YOUR INSTRUCTIONS —
Only the number is wanted: how many lines of these entries contain the word "frac"?

SOURCE MATERIAL —
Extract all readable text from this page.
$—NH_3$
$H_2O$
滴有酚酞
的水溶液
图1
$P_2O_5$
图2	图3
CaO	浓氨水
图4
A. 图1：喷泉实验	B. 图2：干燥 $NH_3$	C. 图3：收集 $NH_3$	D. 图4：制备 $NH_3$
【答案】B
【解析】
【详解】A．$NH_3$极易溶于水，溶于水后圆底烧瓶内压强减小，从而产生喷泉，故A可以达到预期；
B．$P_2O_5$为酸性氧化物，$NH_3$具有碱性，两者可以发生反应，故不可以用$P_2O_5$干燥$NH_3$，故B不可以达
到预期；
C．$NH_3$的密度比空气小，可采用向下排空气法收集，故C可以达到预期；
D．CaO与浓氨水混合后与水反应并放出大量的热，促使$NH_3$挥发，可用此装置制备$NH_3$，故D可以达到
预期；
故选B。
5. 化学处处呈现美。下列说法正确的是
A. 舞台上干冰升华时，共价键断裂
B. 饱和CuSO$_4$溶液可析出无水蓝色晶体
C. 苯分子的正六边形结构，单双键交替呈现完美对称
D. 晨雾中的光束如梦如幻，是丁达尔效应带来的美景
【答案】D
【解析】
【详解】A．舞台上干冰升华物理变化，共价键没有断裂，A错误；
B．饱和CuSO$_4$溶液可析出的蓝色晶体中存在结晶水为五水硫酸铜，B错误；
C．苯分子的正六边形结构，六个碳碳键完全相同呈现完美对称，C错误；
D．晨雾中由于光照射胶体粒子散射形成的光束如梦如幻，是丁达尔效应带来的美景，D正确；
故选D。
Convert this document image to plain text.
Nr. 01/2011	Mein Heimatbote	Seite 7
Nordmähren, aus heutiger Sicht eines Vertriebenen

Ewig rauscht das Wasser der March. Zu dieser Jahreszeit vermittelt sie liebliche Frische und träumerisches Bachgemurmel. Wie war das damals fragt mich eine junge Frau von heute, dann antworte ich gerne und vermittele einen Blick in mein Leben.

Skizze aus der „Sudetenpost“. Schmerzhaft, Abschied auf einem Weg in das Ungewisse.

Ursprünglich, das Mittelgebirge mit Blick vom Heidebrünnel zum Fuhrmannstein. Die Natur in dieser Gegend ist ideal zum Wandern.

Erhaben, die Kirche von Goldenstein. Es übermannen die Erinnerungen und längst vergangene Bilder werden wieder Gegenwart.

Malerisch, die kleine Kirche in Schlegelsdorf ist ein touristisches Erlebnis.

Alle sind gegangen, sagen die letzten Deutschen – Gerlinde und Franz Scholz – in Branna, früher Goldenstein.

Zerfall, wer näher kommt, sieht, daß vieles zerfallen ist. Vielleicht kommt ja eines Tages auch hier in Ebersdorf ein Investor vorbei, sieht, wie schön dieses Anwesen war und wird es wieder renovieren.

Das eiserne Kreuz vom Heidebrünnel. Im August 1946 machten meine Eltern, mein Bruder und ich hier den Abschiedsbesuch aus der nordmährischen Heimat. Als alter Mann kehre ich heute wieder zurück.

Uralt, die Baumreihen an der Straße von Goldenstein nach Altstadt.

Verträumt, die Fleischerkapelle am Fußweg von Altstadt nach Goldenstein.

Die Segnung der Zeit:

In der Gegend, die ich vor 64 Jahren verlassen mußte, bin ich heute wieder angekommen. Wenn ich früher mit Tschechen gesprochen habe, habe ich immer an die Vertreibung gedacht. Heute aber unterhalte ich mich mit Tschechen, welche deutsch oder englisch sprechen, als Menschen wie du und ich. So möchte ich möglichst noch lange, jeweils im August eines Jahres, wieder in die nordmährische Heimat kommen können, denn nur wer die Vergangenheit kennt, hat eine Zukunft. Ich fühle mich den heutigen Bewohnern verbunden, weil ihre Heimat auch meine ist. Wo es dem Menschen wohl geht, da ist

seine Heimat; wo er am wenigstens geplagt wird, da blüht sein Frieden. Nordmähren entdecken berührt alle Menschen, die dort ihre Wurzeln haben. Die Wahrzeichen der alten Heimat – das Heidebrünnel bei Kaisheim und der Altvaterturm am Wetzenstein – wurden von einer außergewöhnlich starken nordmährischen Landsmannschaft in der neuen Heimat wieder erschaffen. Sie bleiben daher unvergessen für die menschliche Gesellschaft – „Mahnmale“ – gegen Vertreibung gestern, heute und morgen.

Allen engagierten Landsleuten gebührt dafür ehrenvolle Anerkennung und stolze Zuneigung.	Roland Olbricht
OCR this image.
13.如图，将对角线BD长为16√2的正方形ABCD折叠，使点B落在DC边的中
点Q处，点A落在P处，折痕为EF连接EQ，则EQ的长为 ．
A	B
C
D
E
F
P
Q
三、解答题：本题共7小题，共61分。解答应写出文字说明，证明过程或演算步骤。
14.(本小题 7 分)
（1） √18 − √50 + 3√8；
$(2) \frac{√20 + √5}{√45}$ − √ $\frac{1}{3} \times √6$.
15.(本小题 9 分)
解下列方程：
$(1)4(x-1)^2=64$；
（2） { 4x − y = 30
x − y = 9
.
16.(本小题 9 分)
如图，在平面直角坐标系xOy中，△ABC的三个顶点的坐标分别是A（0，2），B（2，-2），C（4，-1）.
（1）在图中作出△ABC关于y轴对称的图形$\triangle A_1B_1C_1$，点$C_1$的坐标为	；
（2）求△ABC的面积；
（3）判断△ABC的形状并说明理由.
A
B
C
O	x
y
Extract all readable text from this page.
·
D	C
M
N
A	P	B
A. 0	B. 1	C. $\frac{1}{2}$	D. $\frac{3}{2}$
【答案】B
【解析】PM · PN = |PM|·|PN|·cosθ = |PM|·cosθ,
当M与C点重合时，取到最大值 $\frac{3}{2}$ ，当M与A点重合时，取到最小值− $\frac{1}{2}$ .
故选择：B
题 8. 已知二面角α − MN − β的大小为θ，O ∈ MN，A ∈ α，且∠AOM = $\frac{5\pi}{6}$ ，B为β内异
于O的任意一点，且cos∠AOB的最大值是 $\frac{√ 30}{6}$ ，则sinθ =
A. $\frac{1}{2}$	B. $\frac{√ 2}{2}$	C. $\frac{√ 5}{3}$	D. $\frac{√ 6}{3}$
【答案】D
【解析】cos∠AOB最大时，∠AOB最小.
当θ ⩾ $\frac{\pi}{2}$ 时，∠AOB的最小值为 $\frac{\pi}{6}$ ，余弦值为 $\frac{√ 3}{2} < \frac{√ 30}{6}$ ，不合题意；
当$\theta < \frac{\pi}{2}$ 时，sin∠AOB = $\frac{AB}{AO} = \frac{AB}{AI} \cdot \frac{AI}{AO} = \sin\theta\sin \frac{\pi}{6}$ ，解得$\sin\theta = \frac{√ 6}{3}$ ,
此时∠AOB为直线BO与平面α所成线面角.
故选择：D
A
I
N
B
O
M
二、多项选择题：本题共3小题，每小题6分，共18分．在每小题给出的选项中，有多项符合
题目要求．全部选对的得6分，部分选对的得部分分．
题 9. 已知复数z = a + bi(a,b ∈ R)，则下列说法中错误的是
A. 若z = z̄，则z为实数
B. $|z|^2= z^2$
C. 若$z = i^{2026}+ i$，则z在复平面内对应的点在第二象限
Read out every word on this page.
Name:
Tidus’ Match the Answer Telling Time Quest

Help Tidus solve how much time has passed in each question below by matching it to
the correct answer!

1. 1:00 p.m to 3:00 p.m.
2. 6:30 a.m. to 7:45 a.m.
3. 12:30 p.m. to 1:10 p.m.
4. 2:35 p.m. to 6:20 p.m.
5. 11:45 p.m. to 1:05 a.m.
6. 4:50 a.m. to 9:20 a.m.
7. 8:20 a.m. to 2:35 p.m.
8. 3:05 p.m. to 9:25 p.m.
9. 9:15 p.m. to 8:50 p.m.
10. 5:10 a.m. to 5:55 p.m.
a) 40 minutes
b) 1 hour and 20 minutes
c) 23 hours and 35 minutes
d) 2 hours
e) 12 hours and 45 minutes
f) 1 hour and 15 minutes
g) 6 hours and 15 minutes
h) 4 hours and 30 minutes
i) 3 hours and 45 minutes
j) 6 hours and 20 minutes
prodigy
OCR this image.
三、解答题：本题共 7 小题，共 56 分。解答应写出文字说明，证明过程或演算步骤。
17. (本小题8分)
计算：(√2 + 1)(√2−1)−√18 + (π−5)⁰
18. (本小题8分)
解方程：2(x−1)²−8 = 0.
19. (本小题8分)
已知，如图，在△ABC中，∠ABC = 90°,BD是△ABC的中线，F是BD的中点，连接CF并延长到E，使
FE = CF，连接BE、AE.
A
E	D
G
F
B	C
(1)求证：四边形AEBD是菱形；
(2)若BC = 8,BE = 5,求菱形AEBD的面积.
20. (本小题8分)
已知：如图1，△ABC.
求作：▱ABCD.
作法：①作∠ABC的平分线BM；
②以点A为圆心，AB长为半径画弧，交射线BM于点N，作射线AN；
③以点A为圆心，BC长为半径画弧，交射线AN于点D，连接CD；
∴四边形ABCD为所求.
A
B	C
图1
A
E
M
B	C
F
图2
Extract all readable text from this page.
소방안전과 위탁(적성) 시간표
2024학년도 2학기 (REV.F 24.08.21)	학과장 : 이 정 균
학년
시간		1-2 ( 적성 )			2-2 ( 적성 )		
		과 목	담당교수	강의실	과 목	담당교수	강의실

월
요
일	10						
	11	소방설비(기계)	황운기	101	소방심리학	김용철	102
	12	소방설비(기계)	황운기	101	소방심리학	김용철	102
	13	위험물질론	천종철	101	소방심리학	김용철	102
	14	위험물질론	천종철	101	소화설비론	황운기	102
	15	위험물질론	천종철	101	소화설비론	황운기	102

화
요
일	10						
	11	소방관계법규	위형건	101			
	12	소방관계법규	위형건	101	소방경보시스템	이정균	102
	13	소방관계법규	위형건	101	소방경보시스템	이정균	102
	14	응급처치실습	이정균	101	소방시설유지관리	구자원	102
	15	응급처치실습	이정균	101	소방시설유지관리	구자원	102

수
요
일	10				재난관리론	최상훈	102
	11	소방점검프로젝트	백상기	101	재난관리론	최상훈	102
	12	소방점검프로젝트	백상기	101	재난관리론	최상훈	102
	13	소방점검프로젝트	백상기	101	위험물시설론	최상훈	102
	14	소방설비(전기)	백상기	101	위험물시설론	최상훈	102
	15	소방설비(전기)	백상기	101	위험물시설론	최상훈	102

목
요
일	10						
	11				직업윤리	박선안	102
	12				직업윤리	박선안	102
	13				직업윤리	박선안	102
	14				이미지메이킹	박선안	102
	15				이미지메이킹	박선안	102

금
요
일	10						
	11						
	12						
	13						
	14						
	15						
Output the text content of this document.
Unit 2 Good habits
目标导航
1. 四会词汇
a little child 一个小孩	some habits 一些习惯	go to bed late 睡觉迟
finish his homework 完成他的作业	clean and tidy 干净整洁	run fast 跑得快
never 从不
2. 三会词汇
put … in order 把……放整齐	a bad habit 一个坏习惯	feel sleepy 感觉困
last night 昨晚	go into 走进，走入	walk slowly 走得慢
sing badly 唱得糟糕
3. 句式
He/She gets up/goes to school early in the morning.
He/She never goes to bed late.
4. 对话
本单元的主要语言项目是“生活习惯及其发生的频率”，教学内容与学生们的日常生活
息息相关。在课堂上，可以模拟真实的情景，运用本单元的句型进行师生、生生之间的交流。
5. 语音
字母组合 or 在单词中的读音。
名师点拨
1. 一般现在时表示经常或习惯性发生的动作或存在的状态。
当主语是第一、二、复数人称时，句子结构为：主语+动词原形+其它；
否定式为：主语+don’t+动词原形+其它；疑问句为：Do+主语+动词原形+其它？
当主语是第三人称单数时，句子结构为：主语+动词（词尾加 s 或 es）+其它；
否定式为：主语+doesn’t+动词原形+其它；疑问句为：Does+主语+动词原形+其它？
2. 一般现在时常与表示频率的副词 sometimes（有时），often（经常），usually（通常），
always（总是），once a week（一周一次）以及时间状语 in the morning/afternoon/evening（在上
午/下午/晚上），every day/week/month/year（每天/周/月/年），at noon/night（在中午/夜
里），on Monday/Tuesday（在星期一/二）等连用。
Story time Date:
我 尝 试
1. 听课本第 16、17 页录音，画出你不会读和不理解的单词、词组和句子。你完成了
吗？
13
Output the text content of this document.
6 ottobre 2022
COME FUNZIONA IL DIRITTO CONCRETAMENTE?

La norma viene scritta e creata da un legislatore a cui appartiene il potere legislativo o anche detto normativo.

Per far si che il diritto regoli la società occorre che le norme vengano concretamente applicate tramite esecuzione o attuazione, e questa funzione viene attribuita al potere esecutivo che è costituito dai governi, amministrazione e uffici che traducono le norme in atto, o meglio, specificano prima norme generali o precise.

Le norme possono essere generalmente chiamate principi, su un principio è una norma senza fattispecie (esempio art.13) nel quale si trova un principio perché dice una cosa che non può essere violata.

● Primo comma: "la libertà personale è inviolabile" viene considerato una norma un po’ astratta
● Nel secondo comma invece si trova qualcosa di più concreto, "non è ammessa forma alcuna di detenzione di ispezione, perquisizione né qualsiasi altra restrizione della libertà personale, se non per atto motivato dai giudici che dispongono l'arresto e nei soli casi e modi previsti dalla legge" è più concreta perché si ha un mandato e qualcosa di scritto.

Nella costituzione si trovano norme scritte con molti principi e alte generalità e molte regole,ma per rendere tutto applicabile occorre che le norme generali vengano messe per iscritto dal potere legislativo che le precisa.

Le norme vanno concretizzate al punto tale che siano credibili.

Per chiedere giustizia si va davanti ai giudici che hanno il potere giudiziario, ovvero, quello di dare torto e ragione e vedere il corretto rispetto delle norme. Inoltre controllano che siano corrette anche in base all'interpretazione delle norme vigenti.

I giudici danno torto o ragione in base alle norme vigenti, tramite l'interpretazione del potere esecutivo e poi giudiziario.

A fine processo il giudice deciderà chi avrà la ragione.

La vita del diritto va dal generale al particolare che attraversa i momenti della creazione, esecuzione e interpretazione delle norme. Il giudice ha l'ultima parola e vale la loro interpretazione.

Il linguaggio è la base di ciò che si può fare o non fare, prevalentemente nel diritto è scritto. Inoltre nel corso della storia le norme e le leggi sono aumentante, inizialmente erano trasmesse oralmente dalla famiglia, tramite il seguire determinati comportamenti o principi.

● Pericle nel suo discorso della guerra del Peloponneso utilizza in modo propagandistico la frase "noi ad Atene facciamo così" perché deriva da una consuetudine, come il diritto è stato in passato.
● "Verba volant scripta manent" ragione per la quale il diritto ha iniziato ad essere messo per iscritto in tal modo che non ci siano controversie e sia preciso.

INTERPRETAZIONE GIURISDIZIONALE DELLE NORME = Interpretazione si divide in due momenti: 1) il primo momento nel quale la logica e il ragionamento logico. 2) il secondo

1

SOLUTION TO THIS TASK —
8